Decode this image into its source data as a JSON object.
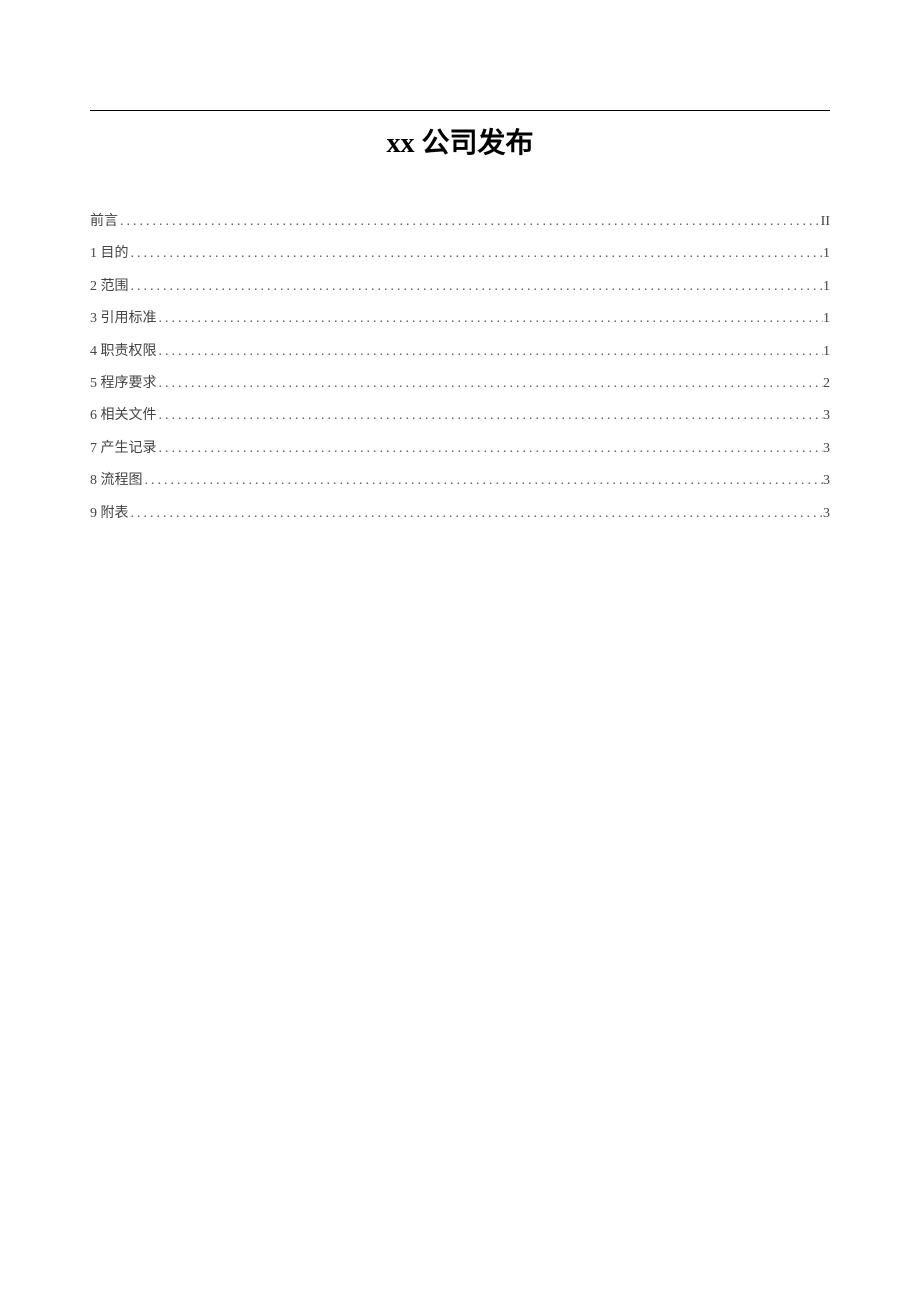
{
  "title": "xx 公司发布",
  "toc": [
    {
      "label": "前言",
      "page": "II"
    },
    {
      "label": "1 目的",
      "page": "1"
    },
    {
      "label": "2   范围",
      "page": "1"
    },
    {
      "label": "3 引用标准",
      "page": "1"
    },
    {
      "label": "4   职责权限",
      "page": "1"
    },
    {
      "label": "5 程序要求",
      "page": "2"
    },
    {
      "label": "6 相关文件",
      "page": "3"
    },
    {
      "label": "7 产生记录",
      "page": "3"
    },
    {
      "label": "8 流程图",
      "page": "3"
    },
    {
      "label": "9 附表",
      "page": "3"
    }
  ]
}
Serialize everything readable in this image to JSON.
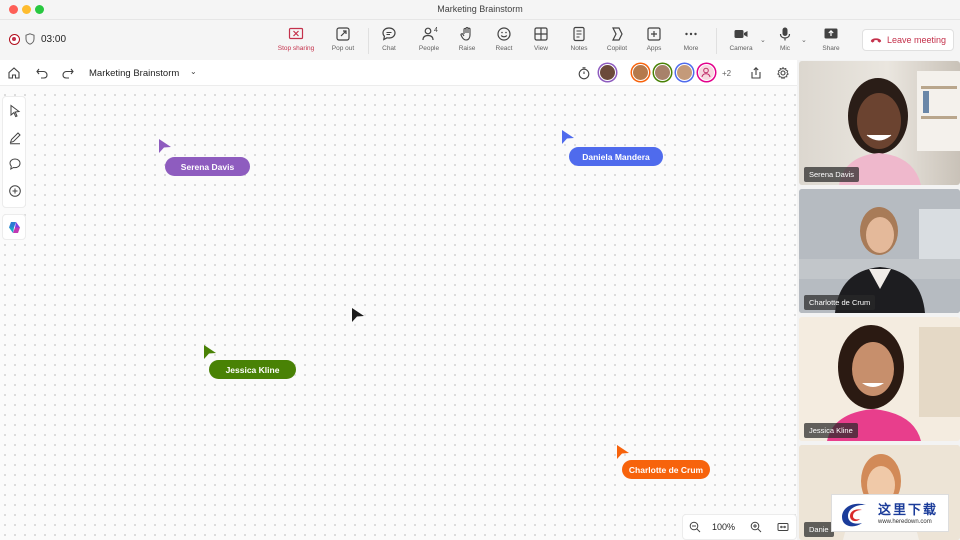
{
  "window": {
    "title": "Marketing Brainstorm"
  },
  "toolbar": {
    "timer": "03:00",
    "buttons": [
      {
        "id": "stop-sharing",
        "label": "Stop sharing",
        "icon": "stop-share-icon"
      },
      {
        "id": "pop-out",
        "label": "Pop out",
        "icon": "pop-out-icon"
      },
      {
        "id": "chat",
        "label": "Chat",
        "icon": "chat-icon"
      },
      {
        "id": "people",
        "label": "People",
        "icon": "people-icon",
        "badge": "4"
      },
      {
        "id": "raise",
        "label": "Raise",
        "icon": "raise-hand-icon"
      },
      {
        "id": "react",
        "label": "React",
        "icon": "react-icon"
      },
      {
        "id": "view",
        "label": "View",
        "icon": "view-icon"
      },
      {
        "id": "notes",
        "label": "Notes",
        "icon": "notes-icon"
      },
      {
        "id": "copilot",
        "label": "Copilot",
        "icon": "copilot-icon"
      },
      {
        "id": "apps",
        "label": "Apps",
        "icon": "apps-icon"
      },
      {
        "id": "more",
        "label": "More",
        "icon": "more-icon"
      },
      {
        "id": "camera",
        "label": "Camera",
        "icon": "camera-icon"
      },
      {
        "id": "mic",
        "label": "Mic",
        "icon": "mic-icon"
      },
      {
        "id": "share",
        "label": "Share",
        "icon": "share-icon"
      }
    ],
    "leave_label": "Leave meeting"
  },
  "board": {
    "name": "Marketing Brainstorm",
    "extra_participants": "+2",
    "zoom": "100%"
  },
  "cursors": [
    {
      "name": "Serena Davis",
      "color": "#8e5cbf"
    },
    {
      "name": "Daniela Mandera",
      "color": "#4f6bed"
    },
    {
      "name": "Jessica Kline",
      "color": "#498205"
    },
    {
      "name": "Charlotte de Crum",
      "color": "#f7630c"
    }
  ],
  "participants": [
    {
      "name": "Serena Davis"
    },
    {
      "name": "Charlotte de Crum"
    },
    {
      "name": "Jessica Kline"
    },
    {
      "name": "Danie"
    }
  ],
  "watermark": {
    "text": "这里下载",
    "url": "www.heredown.com"
  }
}
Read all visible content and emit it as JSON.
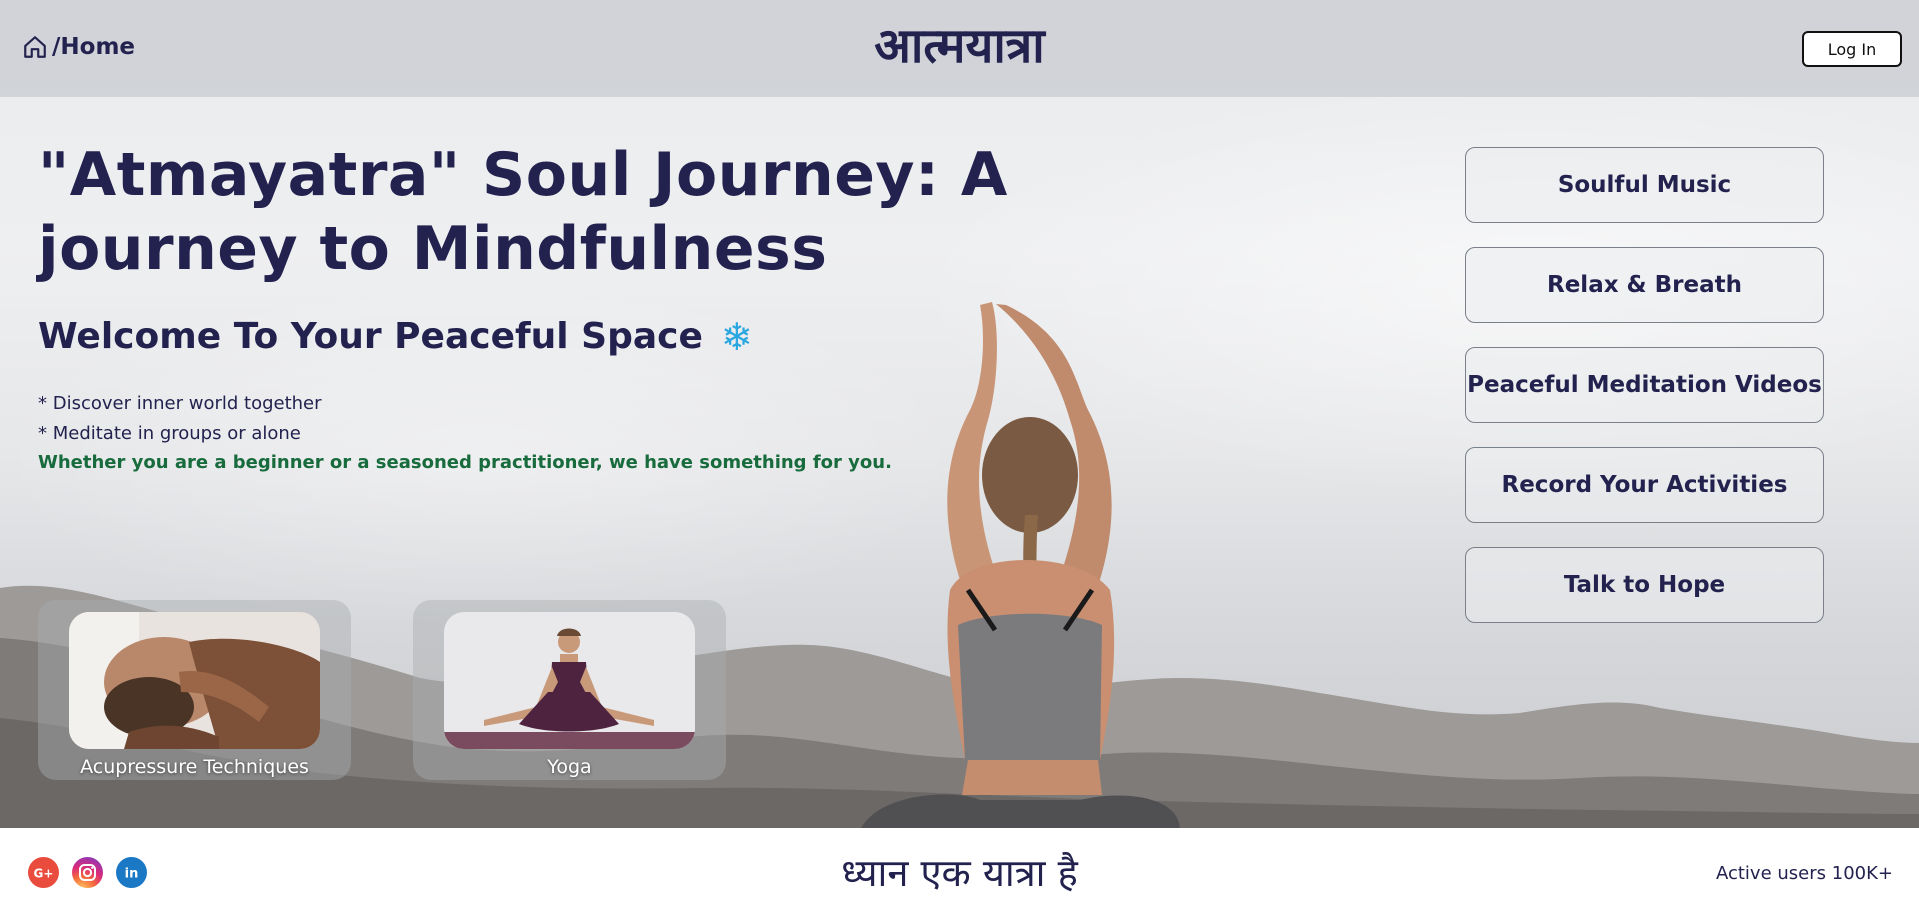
{
  "header": {
    "home_label": "/Home",
    "brand": "आत्मयात्रा",
    "login_label": "Log In"
  },
  "main": {
    "title": "\"Atmayatra\" Soul Journey: A journey to Mindfulness",
    "subtitle": "Welcome To Your Peaceful Space",
    "subtitle_icon": "❄",
    "bullets": [
      "* Discover inner world together",
      "* Meditate in groups or alone"
    ],
    "tagline": "Whether you are a beginner or a seasoned practitioner, we have something for you."
  },
  "cards": [
    {
      "label": "Acupressure Techniques",
      "icon": "acupressure-photo"
    },
    {
      "label": "Yoga",
      "icon": "yoga-photo"
    }
  ],
  "menu": [
    {
      "label": "Soulful Music"
    },
    {
      "label": "Relax & Breath"
    },
    {
      "label": "Peaceful Meditation Videos"
    },
    {
      "label": "Record Your Activities"
    },
    {
      "label": "Talk to Hope"
    }
  ],
  "footer": {
    "social": [
      "google-plus-icon",
      "instagram-icon",
      "linkedin-icon"
    ],
    "motto": "ध्यान एक यात्रा है",
    "active_users": "Active users 100K+"
  },
  "colors": {
    "primary_text": "#23224f",
    "tagline": "#176b3c",
    "snowflake": "#2aa6e0",
    "google": "#e94b3c",
    "linkedin": "#1b78c4"
  }
}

========

### Challenge
Omit pictures; set down the rest of the material word for word.

### Response
Decode this image into its source data as a JSON object.
{
  "title": "xx 公司发布",
  "toc": [
    {
      "label": "前言",
      "page": "II"
    },
    {
      "label": "1 目的",
      "page": "1"
    },
    {
      "label": "2   范围",
      "page": "1"
    },
    {
      "label": "3 引用标准",
      "page": "1"
    },
    {
      "label": "4   职责权限",
      "page": "1"
    },
    {
      "label": "5 程序要求",
      "page": "2"
    },
    {
      "label": "6 相关文件",
      "page": "3"
    },
    {
      "label": "7 产生记录",
      "page": "3"
    },
    {
      "label": "8 流程图",
      "page": "3"
    },
    {
      "label": "9 附表",
      "page": "3"
    }
  ]
}
Serialize everything readable in this image to JSON.
{
  "window": {
    "title": "Marketing Brainstorm"
  },
  "toolbar": {
    "timer": "03:00",
    "buttons": [
      {
        "id": "stop-sharing",
        "label": "Stop sharing",
        "icon": "stop-share-icon"
      },
      {
        "id": "pop-out",
        "label": "Pop out",
        "icon": "pop-out-icon"
      },
      {
        "id": "chat",
        "label": "Chat",
        "icon": "chat-icon"
      },
      {
        "id": "people",
        "label": "People",
        "icon": "people-icon",
        "badge": "4"
      },
      {
        "id": "raise",
        "label": "Raise",
        "icon": "raise-hand-icon"
      },
      {
        "id": "react",
        "label": "React",
        "icon": "react-icon"
      },
      {
        "id": "view",
        "label": "View",
        "icon": "view-icon"
      },
      {
        "id": "notes",
        "label": "Notes",
        "icon": "notes-icon"
      },
      {
        "id": "copilot",
        "label": "Copilot",
        "icon": "copilot-icon"
      },
      {
        "id": "apps",
        "label": "Apps",
        "icon": "apps-icon"
      },
      {
        "id": "more",
        "label": "More",
        "icon": "more-icon"
      },
      {
        "id": "camera",
        "label": "Camera",
        "icon": "camera-icon"
      },
      {
        "id": "mic",
        "label": "Mic",
        "icon": "mic-icon"
      },
      {
        "id": "share",
        "label": "Share",
        "icon": "share-icon"
      }
    ],
    "leave_label": "Leave meeting"
  },
  "board": {
    "name": "Marketing Brainstorm",
    "extra_participants": "+2",
    "zoom": "100%"
  },
  "cursors": [
    {
      "name": "Serena Davis",
      "color": "#8e5cbf"
    },
    {
      "name": "Daniela Mandera",
      "color": "#4f6bed"
    },
    {
      "name": "Jessica Kline",
      "color": "#498205"
    },
    {
      "name": "Charlotte de Crum",
      "color": "#f7630c"
    }
  ],
  "participants": [
    {
      "name": "Serena Davis"
    },
    {
      "name": "Charlotte de Crum"
    },
    {
      "name": "Jessica Kline"
    },
    {
      "name": "Danie"
    }
  ],
  "watermark": {
    "text": "这里下载",
    "url": "www.heredown.com"
  }
}
Read all visible content and emit it as JSON.
{
  "header": {
    "home_label": "/Home",
    "brand": "आत्मयात्रा",
    "login_label": "Log In"
  },
  "main": {
    "title": "\"Atmayatra\" Soul Journey: A journey to Mindfulness",
    "subtitle": "Welcome To Your Peaceful Space",
    "subtitle_icon": "❄",
    "bullets": [
      "* Discover inner world together",
      "* Meditate in groups or alone"
    ],
    "tagline": "Whether you are a beginner or a seasoned practitioner, we have something for you."
  },
  "cards": [
    {
      "label": "Acupressure Techniques",
      "icon": "acupressure-photo"
    },
    {
      "label": "Yoga",
      "icon": "yoga-photo"
    }
  ],
  "menu": [
    {
      "label": "Soulful Music"
    },
    {
      "label": "Relax & Breath"
    },
    {
      "label": "Peaceful Meditation Videos"
    },
    {
      "label": "Record Your Activities"
    },
    {
      "label": "Talk to Hope"
    }
  ],
  "footer": {
    "social": [
      "google-plus-icon",
      "instagram-icon",
      "linkedin-icon"
    ],
    "motto": "ध्यान एक यात्रा है",
    "active_users": "Active users 100K+"
  },
  "colors": {
    "primary_text": "#23224f",
    "tagline": "#176b3c",
    "snowflake": "#2aa6e0",
    "google": "#e94b3c",
    "linkedin": "#1b78c4"
  }
}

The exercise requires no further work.